- **What this task involves**:
Select all lines holding the word "maximum" from the entries that follow.

──────────

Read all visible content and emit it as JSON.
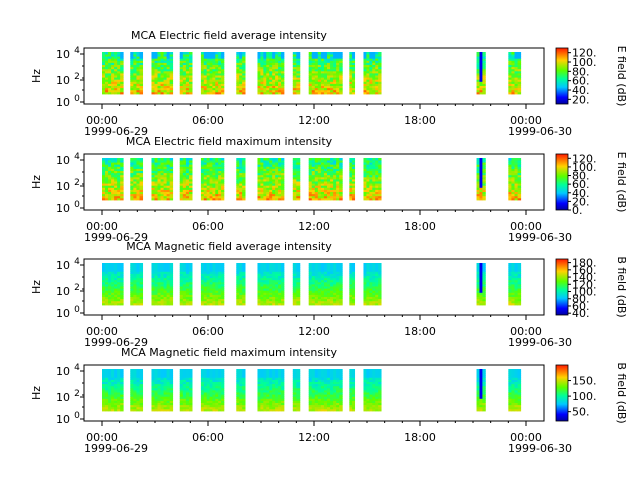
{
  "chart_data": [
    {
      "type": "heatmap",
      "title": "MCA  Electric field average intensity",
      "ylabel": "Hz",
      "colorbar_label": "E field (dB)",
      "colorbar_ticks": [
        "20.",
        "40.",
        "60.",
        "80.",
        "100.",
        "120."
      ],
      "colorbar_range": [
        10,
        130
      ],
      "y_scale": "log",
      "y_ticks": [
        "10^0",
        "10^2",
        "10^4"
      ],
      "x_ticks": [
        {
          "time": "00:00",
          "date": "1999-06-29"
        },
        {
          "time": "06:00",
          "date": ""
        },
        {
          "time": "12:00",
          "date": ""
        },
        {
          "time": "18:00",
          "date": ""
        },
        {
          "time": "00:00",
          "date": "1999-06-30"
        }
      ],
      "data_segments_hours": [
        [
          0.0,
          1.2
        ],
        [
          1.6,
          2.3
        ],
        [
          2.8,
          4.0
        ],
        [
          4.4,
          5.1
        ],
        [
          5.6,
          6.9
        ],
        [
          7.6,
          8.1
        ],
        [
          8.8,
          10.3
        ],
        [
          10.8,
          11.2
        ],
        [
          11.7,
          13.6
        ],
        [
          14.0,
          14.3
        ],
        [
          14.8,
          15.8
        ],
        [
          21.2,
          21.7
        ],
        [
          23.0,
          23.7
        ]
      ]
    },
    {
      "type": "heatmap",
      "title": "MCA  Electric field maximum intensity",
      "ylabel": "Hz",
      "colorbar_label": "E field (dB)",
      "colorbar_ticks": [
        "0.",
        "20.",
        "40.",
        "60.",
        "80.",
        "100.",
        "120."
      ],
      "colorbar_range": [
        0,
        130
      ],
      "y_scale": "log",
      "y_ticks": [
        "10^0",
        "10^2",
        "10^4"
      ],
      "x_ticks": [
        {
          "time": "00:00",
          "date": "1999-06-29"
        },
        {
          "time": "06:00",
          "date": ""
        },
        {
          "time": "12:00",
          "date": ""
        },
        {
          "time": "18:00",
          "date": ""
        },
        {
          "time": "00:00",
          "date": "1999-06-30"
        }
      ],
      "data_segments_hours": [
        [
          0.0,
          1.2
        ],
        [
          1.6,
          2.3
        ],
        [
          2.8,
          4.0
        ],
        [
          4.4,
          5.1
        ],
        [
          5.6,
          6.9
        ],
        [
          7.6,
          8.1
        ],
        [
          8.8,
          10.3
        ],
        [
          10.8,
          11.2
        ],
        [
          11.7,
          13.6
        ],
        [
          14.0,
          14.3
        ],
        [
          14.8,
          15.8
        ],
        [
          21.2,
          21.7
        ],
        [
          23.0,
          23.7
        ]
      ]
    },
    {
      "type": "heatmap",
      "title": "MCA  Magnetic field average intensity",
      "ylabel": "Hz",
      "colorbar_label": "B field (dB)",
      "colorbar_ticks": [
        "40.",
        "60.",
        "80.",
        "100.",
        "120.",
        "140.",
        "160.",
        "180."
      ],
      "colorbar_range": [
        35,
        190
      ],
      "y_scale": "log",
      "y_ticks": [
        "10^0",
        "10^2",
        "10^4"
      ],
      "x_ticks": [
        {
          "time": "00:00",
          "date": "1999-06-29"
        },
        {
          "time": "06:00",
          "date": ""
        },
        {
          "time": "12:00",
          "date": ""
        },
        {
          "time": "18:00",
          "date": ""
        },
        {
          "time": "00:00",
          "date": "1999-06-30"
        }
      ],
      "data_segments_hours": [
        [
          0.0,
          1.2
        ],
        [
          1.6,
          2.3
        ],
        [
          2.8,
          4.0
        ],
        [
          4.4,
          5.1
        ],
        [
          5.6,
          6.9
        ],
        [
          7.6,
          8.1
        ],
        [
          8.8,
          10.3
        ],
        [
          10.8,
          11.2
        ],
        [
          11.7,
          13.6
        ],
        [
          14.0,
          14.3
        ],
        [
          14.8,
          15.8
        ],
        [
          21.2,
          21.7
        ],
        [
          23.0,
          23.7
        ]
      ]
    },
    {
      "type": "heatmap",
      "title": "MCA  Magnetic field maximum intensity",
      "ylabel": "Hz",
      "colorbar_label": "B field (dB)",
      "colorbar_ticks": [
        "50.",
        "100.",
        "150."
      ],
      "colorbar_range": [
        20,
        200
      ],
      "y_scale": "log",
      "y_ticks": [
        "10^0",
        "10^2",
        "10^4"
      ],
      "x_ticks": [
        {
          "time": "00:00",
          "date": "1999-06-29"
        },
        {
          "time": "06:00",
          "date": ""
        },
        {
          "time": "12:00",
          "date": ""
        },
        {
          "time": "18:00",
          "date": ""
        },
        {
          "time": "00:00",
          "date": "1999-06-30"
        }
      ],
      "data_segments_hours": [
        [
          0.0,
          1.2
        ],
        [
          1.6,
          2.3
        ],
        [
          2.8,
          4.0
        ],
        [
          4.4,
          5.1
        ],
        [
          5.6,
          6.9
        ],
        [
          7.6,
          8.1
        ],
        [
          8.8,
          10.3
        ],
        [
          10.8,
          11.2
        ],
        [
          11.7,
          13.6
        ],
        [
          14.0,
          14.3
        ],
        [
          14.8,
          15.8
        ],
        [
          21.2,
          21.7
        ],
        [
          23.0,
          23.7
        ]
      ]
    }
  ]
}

──────────

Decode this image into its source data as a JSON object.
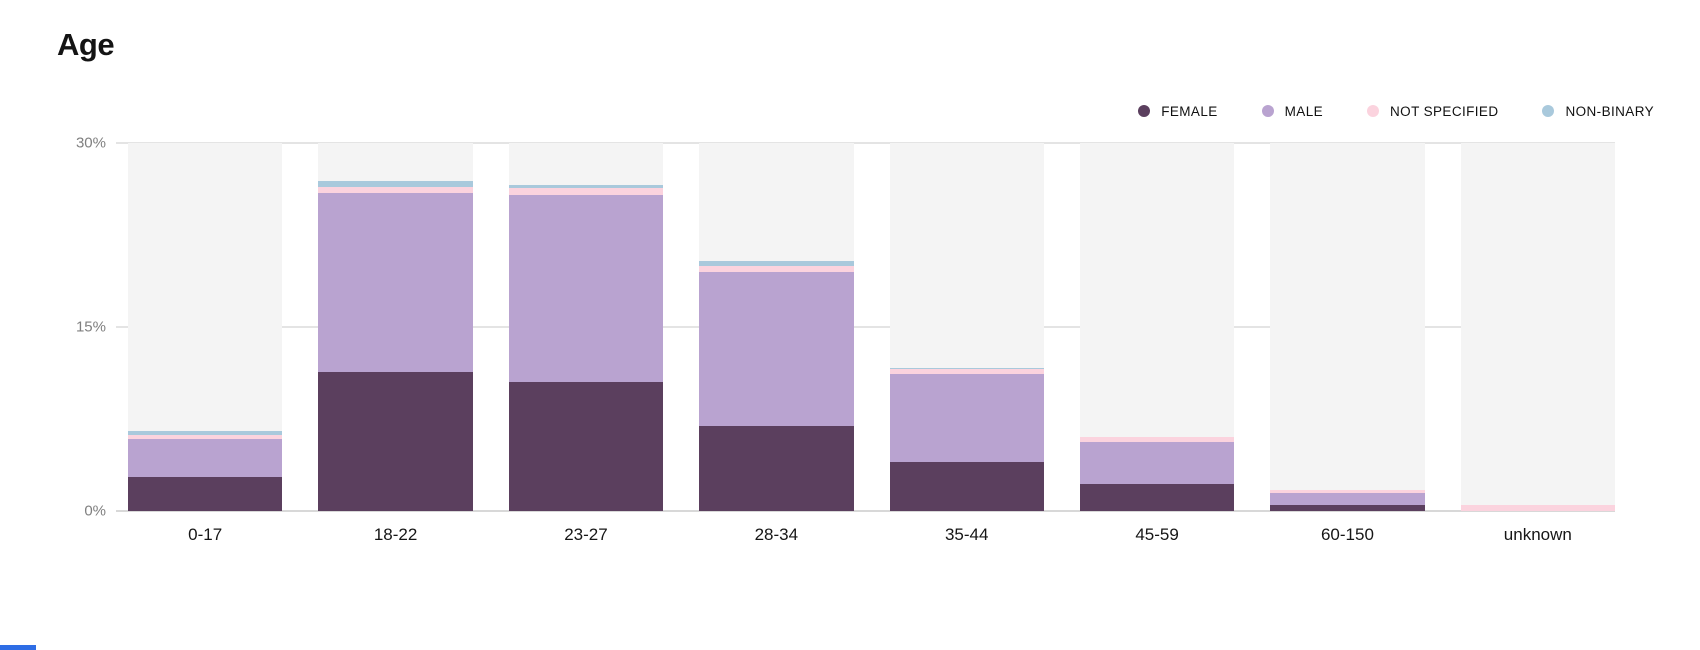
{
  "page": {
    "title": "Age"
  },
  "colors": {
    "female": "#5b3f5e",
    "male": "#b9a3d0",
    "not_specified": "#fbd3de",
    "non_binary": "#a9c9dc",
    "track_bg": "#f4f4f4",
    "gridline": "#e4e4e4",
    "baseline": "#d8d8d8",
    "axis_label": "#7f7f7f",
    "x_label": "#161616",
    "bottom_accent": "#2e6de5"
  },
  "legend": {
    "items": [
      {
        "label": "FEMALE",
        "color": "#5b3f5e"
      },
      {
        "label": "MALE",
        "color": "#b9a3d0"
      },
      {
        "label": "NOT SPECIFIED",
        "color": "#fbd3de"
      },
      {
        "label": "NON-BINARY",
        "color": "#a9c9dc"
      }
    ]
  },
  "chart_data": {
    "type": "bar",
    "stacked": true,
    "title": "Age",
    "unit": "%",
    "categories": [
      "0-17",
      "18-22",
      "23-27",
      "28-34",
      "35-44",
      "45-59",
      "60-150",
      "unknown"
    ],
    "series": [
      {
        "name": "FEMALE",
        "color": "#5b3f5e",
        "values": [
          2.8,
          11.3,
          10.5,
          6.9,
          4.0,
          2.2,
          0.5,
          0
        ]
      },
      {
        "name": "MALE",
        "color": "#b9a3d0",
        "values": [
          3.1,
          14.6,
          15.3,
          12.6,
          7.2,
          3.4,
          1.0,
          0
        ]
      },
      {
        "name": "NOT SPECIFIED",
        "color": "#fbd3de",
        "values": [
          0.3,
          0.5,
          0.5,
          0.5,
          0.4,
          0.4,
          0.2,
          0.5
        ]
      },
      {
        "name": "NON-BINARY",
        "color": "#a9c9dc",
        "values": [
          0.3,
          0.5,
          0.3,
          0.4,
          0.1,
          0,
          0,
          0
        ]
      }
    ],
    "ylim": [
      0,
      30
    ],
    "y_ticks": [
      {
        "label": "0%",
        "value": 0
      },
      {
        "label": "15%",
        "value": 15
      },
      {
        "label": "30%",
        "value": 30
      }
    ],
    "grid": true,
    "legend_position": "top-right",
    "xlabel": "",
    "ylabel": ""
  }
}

──────────

- **Final result**:
      "title": "MCA  Electric field maximum intensity",
      "title": "MCA  Magnetic field maximum intensity",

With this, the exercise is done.